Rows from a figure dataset
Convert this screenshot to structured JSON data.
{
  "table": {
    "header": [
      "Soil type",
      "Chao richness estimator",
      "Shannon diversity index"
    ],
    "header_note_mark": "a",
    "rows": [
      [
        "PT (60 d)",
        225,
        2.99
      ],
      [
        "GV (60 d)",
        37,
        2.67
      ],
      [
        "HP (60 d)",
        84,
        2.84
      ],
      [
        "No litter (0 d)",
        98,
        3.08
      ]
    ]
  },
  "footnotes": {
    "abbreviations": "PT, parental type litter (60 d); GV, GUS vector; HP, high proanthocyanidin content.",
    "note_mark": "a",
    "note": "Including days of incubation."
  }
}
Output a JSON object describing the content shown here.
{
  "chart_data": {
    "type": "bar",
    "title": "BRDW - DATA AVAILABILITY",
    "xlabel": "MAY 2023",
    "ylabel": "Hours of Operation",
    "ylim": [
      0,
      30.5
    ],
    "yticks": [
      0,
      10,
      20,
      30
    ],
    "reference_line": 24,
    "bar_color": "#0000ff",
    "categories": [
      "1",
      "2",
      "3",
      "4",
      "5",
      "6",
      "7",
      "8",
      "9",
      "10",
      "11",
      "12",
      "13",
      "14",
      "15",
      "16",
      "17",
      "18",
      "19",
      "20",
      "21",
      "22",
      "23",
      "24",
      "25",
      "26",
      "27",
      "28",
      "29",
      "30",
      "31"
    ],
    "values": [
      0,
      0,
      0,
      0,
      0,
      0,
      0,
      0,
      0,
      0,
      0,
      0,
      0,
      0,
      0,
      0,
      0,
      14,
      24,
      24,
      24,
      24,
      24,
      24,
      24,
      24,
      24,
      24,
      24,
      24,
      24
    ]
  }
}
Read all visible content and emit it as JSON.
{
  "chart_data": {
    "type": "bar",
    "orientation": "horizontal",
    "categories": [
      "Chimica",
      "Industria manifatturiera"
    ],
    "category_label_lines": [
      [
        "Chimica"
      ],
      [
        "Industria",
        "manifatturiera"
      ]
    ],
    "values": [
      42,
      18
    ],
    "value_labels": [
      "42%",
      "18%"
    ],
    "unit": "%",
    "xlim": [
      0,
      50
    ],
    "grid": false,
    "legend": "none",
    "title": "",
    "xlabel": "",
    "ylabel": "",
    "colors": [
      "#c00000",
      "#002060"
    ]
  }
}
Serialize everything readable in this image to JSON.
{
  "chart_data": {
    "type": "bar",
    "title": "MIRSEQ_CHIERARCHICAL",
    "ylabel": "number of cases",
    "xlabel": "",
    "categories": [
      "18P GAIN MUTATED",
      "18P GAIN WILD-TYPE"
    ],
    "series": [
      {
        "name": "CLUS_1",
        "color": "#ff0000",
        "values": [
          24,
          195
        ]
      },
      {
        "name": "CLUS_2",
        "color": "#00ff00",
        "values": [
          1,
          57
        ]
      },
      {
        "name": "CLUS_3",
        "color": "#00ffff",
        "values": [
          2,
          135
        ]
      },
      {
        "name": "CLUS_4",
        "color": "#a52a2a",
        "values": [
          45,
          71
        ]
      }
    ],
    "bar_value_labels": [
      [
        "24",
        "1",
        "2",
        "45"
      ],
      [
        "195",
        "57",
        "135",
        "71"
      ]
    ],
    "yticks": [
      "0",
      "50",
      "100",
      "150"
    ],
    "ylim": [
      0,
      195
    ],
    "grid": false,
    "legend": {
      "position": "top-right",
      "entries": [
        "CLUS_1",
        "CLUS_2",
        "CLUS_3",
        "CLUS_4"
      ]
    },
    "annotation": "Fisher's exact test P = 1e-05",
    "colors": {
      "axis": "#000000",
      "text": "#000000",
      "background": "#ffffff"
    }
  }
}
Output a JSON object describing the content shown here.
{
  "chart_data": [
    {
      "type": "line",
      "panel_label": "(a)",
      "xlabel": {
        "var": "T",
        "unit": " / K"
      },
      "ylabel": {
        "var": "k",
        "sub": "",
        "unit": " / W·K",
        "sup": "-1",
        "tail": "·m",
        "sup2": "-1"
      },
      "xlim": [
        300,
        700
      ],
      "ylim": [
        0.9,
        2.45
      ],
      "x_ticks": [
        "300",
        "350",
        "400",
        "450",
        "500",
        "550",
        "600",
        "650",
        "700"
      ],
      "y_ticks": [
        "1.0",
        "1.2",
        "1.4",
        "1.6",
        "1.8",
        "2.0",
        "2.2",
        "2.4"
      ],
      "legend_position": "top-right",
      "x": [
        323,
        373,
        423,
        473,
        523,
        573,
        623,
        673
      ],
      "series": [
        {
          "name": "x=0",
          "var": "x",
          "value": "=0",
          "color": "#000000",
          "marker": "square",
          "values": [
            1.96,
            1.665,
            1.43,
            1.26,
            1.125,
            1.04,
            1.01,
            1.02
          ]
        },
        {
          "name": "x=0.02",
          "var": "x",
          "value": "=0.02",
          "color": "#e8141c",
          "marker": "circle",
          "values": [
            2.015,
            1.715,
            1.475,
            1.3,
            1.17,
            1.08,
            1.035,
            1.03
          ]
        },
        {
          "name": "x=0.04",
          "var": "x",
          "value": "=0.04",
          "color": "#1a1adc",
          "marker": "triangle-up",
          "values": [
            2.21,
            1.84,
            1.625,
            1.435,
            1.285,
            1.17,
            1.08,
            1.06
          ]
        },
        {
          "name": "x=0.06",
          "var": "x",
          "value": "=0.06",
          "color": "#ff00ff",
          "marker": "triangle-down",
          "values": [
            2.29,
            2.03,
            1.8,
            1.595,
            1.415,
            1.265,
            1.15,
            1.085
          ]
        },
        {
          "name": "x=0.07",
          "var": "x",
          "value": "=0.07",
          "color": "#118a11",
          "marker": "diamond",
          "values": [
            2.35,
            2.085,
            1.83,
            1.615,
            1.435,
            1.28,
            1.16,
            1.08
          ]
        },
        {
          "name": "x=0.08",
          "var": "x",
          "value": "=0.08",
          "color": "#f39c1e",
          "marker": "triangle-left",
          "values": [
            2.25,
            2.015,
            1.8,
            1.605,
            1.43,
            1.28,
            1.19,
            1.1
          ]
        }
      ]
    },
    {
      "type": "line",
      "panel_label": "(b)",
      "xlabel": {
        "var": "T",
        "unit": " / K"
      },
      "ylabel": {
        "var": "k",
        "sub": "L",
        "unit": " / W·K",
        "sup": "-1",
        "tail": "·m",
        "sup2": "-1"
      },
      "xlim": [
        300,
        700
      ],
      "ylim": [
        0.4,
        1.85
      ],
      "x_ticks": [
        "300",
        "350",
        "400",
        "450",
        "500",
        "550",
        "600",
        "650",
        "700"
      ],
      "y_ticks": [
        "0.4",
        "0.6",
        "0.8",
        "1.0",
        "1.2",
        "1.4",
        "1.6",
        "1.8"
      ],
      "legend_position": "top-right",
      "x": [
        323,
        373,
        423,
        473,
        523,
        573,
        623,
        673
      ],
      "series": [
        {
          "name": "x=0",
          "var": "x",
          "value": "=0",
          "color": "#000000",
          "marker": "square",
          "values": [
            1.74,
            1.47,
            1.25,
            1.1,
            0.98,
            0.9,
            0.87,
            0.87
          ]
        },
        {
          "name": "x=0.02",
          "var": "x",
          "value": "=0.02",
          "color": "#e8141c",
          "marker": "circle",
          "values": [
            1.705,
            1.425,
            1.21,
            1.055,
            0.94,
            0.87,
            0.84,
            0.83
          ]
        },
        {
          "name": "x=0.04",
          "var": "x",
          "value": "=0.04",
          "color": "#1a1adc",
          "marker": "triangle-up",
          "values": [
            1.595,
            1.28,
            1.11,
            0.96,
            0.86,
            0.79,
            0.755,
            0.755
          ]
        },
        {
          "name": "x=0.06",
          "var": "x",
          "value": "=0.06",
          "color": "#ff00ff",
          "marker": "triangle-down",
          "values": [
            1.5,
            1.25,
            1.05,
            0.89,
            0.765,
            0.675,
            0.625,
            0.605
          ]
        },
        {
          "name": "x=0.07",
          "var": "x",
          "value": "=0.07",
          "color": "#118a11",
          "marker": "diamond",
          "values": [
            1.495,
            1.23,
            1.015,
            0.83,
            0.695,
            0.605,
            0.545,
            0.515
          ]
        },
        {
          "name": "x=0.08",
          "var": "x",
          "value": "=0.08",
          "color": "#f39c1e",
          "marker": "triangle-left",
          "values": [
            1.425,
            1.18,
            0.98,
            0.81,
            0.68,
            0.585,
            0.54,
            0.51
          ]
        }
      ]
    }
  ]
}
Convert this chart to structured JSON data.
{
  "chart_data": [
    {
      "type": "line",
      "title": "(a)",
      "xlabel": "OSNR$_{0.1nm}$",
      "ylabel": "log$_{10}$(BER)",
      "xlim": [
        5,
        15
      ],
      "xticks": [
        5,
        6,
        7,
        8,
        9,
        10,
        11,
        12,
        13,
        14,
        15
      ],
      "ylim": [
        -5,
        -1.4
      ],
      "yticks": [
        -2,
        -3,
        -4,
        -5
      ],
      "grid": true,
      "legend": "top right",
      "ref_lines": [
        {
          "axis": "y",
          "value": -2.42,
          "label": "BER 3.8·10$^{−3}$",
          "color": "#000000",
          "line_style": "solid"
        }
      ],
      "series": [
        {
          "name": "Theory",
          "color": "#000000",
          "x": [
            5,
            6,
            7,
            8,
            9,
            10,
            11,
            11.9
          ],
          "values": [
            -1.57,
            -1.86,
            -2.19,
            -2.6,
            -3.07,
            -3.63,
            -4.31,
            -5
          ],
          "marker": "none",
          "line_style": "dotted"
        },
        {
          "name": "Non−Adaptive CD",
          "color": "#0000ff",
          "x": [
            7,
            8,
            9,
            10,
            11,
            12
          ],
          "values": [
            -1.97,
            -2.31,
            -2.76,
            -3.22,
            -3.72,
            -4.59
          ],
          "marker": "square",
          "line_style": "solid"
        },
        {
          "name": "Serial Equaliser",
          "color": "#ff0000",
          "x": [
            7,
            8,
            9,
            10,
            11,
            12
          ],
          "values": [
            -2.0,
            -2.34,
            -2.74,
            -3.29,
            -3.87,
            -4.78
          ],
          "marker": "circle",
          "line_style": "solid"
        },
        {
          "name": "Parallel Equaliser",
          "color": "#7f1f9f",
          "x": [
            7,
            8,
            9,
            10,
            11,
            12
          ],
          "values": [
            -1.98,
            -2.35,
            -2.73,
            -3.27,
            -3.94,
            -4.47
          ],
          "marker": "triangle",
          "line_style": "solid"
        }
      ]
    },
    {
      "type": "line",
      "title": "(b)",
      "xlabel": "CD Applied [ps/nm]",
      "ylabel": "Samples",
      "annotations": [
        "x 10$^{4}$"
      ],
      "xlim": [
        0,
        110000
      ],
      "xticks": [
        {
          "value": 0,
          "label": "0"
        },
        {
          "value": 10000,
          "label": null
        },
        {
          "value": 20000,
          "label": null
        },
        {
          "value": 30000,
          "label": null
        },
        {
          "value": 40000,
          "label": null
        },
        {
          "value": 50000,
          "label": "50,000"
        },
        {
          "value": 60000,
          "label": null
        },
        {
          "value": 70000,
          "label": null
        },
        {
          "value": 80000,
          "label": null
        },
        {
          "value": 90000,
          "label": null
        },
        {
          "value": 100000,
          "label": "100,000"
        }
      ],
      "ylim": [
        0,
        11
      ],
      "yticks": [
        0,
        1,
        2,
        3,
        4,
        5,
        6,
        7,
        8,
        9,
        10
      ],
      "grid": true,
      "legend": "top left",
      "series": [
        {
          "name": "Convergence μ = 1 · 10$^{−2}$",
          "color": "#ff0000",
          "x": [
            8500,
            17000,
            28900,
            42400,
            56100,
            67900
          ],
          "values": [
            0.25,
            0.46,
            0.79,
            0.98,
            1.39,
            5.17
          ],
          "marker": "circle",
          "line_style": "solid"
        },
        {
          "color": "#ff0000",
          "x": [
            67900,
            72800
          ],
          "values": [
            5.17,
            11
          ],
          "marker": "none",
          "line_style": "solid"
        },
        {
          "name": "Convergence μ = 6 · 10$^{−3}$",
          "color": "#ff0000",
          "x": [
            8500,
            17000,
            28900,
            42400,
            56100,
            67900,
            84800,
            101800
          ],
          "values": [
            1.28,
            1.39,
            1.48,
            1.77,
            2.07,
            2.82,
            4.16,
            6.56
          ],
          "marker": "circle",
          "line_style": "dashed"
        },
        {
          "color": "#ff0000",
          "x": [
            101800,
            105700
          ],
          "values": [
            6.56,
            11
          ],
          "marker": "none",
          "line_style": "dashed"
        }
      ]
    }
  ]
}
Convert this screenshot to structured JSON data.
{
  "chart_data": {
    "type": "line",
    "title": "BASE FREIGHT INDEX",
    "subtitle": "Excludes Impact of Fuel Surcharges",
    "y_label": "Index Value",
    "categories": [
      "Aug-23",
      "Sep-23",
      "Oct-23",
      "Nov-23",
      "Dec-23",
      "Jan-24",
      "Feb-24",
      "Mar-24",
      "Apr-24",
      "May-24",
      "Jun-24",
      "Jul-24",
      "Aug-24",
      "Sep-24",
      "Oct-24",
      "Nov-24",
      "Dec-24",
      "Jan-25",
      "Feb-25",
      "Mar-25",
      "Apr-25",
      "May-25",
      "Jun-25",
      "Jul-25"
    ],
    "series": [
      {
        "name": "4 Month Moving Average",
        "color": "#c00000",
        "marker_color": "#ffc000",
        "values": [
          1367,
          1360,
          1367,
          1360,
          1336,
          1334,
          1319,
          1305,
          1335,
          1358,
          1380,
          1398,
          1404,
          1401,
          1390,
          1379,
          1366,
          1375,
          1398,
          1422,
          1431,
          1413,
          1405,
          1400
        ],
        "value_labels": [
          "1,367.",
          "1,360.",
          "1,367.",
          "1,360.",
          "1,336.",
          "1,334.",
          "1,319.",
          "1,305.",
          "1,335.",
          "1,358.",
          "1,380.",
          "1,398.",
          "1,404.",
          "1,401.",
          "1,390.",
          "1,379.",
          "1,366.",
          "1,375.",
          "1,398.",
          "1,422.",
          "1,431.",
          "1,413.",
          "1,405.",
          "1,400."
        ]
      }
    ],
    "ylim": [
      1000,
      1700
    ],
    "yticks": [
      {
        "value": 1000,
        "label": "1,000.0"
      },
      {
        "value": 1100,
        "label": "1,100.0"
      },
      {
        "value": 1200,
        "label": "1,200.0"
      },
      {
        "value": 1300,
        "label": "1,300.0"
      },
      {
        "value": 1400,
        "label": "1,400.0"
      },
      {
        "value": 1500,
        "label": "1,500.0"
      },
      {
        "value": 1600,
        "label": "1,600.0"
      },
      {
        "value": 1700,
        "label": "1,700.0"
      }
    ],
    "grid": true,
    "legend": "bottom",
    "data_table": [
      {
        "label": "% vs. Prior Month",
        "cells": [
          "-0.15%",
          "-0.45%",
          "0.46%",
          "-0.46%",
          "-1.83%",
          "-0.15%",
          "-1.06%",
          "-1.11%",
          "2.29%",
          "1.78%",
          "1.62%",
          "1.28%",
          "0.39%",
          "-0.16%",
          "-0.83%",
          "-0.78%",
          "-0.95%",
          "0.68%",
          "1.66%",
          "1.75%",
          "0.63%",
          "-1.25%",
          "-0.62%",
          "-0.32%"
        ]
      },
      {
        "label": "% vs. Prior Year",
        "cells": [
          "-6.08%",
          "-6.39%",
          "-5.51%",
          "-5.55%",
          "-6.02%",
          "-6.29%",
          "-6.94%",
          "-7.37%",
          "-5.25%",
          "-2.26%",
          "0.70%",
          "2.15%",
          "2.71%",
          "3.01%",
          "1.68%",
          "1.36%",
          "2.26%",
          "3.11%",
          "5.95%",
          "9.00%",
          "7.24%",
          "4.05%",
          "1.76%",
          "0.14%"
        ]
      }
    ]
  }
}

▸ REQUIRED TASK
Find the word "JSON" in the entries above and gather every line that holds it.

▸ CORRECT RESPONSE
Convert this screenshot to structured JSON data.
Output a JSON object describing the content shown here.
Read all visible content and emit it as JSON.
Serialize everything readable in this image to JSON.
Output a JSON object describing the content shown here.
Convert this chart to structured JSON data.
Convert this screenshot to structured JSON data.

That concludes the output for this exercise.